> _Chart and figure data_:
______________________________
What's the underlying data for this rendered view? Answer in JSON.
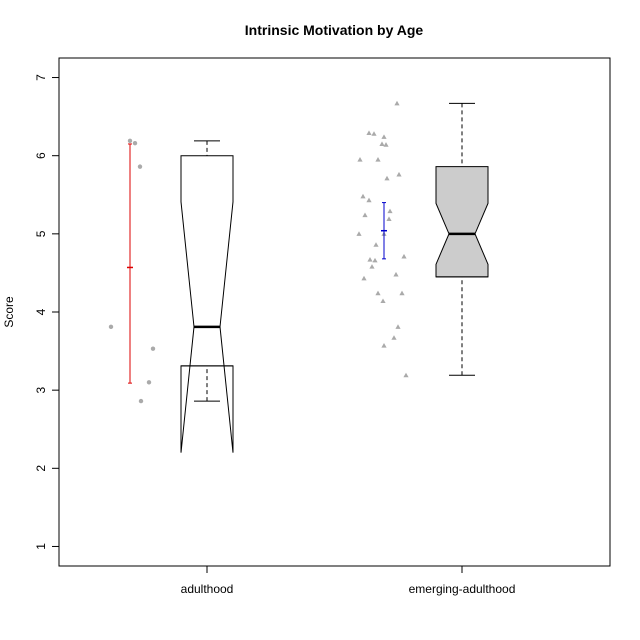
{
  "chart_data": {
    "type": "box",
    "title": "Intrinsic Motivation by Age",
    "xlabel": "",
    "ylabel": "Score",
    "ylim": [
      0.75,
      7.25
    ],
    "y_ticks": [
      "1",
      "2",
      "3",
      "4",
      "5",
      "6",
      "7"
    ],
    "categories": [
      "adulthood",
      "emerging-adulthood"
    ],
    "groups": [
      {
        "category": "adulthood",
        "notched": true,
        "box_fill": "#ffffff",
        "whisker_low": 2.86,
        "q1": 3.31,
        "median": 3.81,
        "q3": 6.0,
        "whisker_high": 6.19,
        "notch_low": 2.2,
        "notch_high": 5.41,
        "points": [
          6.19,
          6.16,
          5.86,
          3.81,
          3.53,
          3.1,
          2.86
        ],
        "point_marker": "circle",
        "point_color": "#aaaaaa",
        "summary_mean": 4.57,
        "summary_low": 3.09,
        "summary_high": 6.15,
        "summary_color": "#dd0000"
      },
      {
        "category": "emerging-adulthood",
        "notched": true,
        "box_fill": "#cccccc",
        "whisker_low": 3.19,
        "q1": 4.45,
        "median": 5.0,
        "q3": 5.86,
        "whisker_high": 6.67,
        "notch_low": 4.61,
        "notch_high": 5.39,
        "points": [
          6.67,
          6.29,
          6.28,
          6.24,
          6.15,
          6.14,
          5.95,
          5.95,
          5.76,
          5.71,
          5.48,
          5.43,
          5.29,
          5.24,
          5.19,
          5.0,
          5.0,
          4.86,
          4.71,
          4.67,
          4.66,
          4.58,
          4.48,
          4.43,
          4.24,
          4.24,
          4.14,
          3.81,
          3.67,
          3.57,
          3.19
        ],
        "point_marker": "triangle",
        "point_color": "#aaaaaa",
        "summary_mean": 5.04,
        "summary_low": 4.68,
        "summary_high": 5.4,
        "summary_color": "#0000cc"
      }
    ],
    "grid": false,
    "legend": "none"
  }
}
______________________________
> _Work to complete_:
Exclude the images and reproduce the remaining data exactly.

> _Task answer_:
What's the underlying data for this rendered view? Answer in JSON.
{
  "chart_data": {
    "type": "box",
    "title": "Intrinsic Motivation by Age",
    "xlabel": "",
    "ylabel": "Score",
    "ylim": [
      0.75,
      7.25
    ],
    "y_ticks": [
      "1",
      "2",
      "3",
      "4",
      "5",
      "6",
      "7"
    ],
    "categories": [
      "adulthood",
      "emerging-adulthood"
    ],
    "groups": [
      {
        "category": "adulthood",
        "notched": true,
        "box_fill": "#ffffff",
        "whisker_low": 2.86,
        "q1": 3.31,
        "median": 3.81,
        "q3": 6.0,
        "whisker_high": 6.19,
        "notch_low": 2.2,
        "notch_high": 5.41,
        "points": [
          6.19,
          6.16,
          5.86,
          3.81,
          3.53,
          3.1,
          2.86
        ],
        "point_marker": "circle",
        "point_color": "#aaaaaa",
        "summary_mean": 4.57,
        "summary_low": 3.09,
        "summary_high": 6.15,
        "summary_color": "#dd0000"
      },
      {
        "category": "emerging-adulthood",
        "notched": true,
        "box_fill": "#cccccc",
        "whisker_low": 3.19,
        "q1": 4.45,
        "median": 5.0,
        "q3": 5.86,
        "whisker_high": 6.67,
        "notch_low": 4.61,
        "notch_high": 5.39,
        "points": [
          6.67,
          6.29,
          6.28,
          6.24,
          6.15,
          6.14,
          5.95,
          5.95,
          5.76,
          5.71,
          5.48,
          5.43,
          5.29,
          5.24,
          5.19,
          5.0,
          5.0,
          4.86,
          4.71,
          4.67,
          4.66,
          4.58,
          4.48,
          4.43,
          4.24,
          4.24,
          4.14,
          3.81,
          3.67,
          3.57,
          3.19
        ],
        "point_marker": "triangle",
        "point_color": "#aaaaaa",
        "summary_mean": 5.04,
        "summary_low": 4.68,
        "summary_high": 5.4,
        "summary_color": "#0000cc"
      }
    ],
    "grid": false,
    "legend": "none"
  }
}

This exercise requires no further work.